» **Set exercise**
From the listing below, copy every line with the word "Dinheiro".

» **Collection entries**
++++++

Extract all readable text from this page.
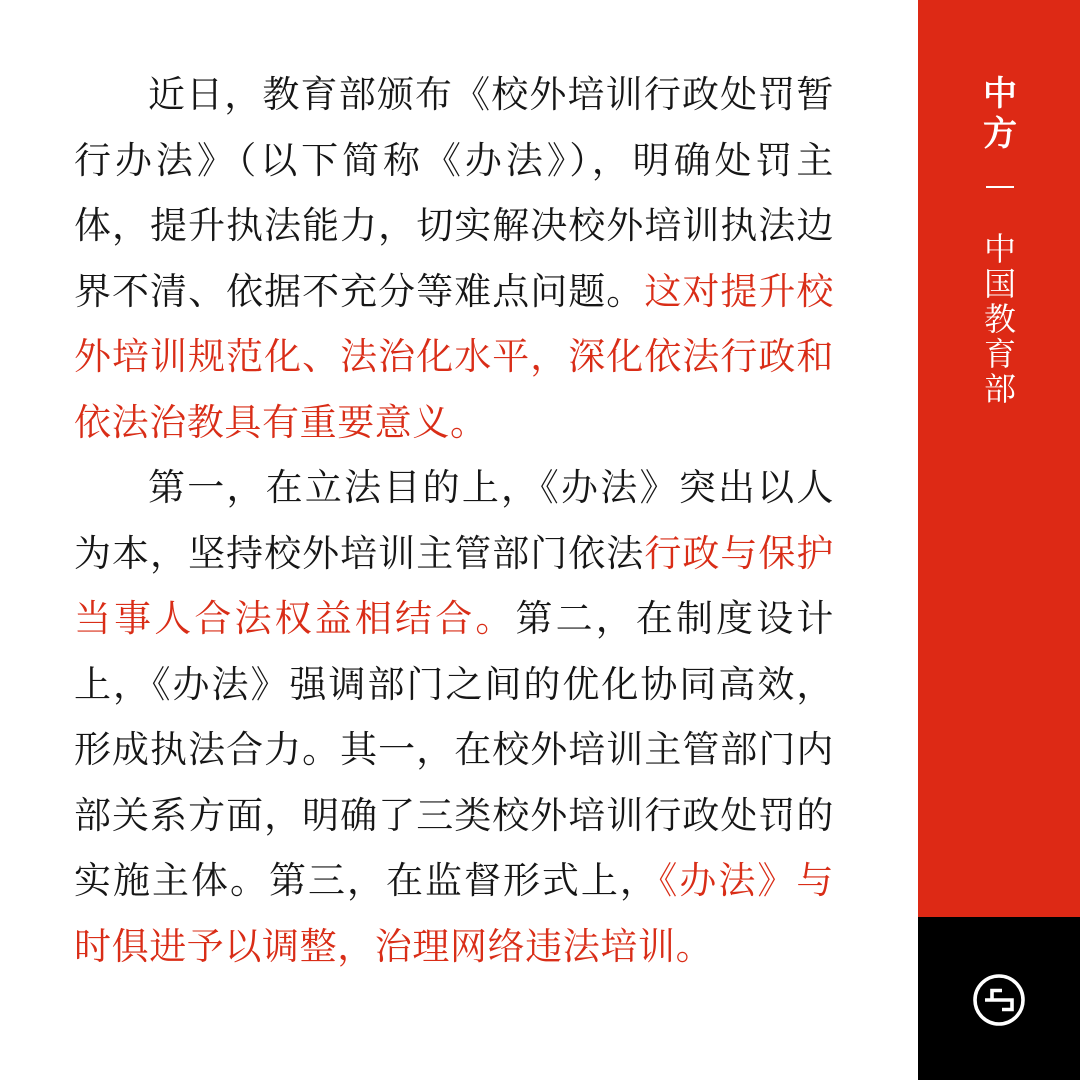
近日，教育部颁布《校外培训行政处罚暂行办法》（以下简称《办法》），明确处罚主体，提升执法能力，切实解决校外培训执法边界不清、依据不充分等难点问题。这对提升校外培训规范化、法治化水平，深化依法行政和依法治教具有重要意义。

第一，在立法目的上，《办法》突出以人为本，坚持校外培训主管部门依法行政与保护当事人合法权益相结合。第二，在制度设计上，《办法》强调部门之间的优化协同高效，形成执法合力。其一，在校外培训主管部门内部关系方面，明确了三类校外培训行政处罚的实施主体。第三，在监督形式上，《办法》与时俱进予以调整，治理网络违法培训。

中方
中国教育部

++++++

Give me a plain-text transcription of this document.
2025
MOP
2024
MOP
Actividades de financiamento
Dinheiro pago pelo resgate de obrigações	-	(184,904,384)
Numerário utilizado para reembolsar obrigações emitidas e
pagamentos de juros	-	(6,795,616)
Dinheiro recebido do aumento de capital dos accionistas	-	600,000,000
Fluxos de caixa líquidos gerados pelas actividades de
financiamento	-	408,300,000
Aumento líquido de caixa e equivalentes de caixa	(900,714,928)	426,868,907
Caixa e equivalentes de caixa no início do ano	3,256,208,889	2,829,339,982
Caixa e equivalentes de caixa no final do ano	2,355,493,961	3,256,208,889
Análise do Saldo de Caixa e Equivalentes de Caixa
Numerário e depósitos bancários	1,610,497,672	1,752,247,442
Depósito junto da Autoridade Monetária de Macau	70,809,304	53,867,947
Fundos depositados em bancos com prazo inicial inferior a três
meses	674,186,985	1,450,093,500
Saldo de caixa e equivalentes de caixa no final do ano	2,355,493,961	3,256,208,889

++++++

» **Problem solution**
Dinheiro pago pelo resgate de obrigações	-	(184,904,384)
Dinheiro recebido do aumento de capital dos accionistas	-	600,000,000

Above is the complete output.